**Set task A:** In the interview excerpt about cities, condense the paragraph beginning "Olympia is at the bottom of the sound" into a short bulleted list that keeps its main facts.
**Set task B:** Write the next portion of the interview excerpt about cities, starting right after its final line.

**Source extract:**
KK: Where did you grow up? How does that play into your relationship with cities?

OM: I grew up in Olympia, in Washington State. It’s very passive. People don’t seem to want to talk to one another. 

KK: And that’s a vibe you like?

OM: No, no. I want to talk to people; I just don’t need the pleasantries. 

KK: You mentioned Olympia in cities as fathers once I think, “He was yelling at the sky, cursing the heavens… In Olympia someone is cursing something at all hours of the day.” 

I wrote cities in a weird time of my life, a returning to myself, a coming back together. I was living in Philadelphia,  which really took me in…. It became a surrogate home, a surrogate father, if you may.

OM: Olympia is at the bottom of the sound. Washington has this inlet in between the peninsula and the rest of the state. Most of the population lives around the sound. Its first name was the Salish Sea. At the bottom of the Salish Sea is Olympia. And it’s where everything kind of gets stuck. I feel like there’s a stuckness there. The mudflats are down there. When the tide goes out, it’s not just normal sand, it’s basically quicksand. You just get stuck in it, you get stuck in this mud. And there’s lots of industry and lots of past. Anyway, that’s a different book. But the point is, I think about Olympia as a place where people go when they are trying to figure something out, and so there’s this constant agitation. So that line comes from this neverending agitation.

I wrote cities in a weird time of my life, a returning to myself, a coming back together. I was living in Philadelphia,  which really took me in. The longing I was feeling for a person had similar dimensions to my longing for home. I was also living in Philadelphia when the war in Ukraine started—it became a surrogate home, a surrogate father, if you may. But I don’t believe I have a singular city father. They all play a role. 

KK: Speaking of cities, it’s interesting that you viscerally link your self or your poetic self to cities as opposed to nations. I was wondering about how you identify and do you ever think of yourself as an American or a Russian American, because I’m guessing that you prefer to tie your selfhood to cities instead of nations.

**Raw data:**
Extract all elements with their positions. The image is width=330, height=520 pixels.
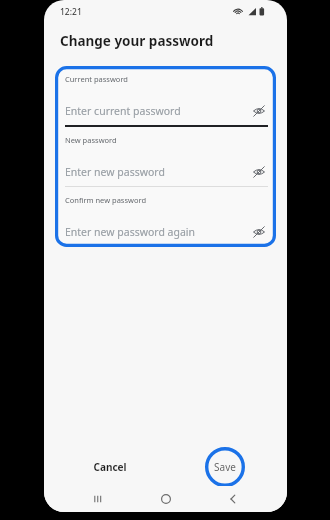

**Written response A:**
- Olympia sits at the bottom of the sound, the inlet between the peninsula and the rest of Washington; the sound was first named the Salish Sea.
- Most of the state's population lives around the sound.
- Olympia is where everything gets stuck. At low tide its mudflats act like quicksand, and the place carries a lot of industry and past.
- People go there when they are trying to figure something out, which creates a constant agitation.
- The line about cursing at all hours comes from that neverending agitation.

**Written response B:**
OM: I actually am afraid of nation-states and nations. I think that nations and nationalism are very dangerous and harmful. Especially after the war, there has been a surge in Ukrainian nationalism and patriotism, which makes a lot of sense, to the point where Russian is no longer spoken because it’s the language of invasion, and people switch to Ukrainian. Not everyone, but that is the trend at the moment. Culturally, there have been so many overlaps for so many years, even before the Soviet Union, before the lines of the nations have been developed in the post-collapse. In the book, Kyivan Rus—Kyiv—was the center of Russia orthodoxy and so if we really think about it, technically what Putin is doing right now is trying to give back to the origins of some sort. But I’m not interested in the origins because we can’t go backwards, and that’s where the danger exists of thinking about mythology and purity of what was first. What I am interested in is how the overlaps continue. I think of myself as post-Soviet because of the way in which I experience the world, being from what is now Ukraine, which at some point was Kyivan Rus, which is technically Ukrainian Russia—you know what I mean? Which was also Byzantine at some point. So again, I’m not interested in the origins. I’m post-Soviet, because the echoes of the past surge through and the war is post-Soviet, too, in some sense, and in this way there’s not a nation that I align myself to. Post-Soviet, because it’s like a historical state of being.

And I come from those artifacts. I guess I am an artifact of what the Soviet Union once was and tried to be.

KK: The last page of your chapbook is about history. “History as horror story,” in Bolaño’s words. Where did that ending come from?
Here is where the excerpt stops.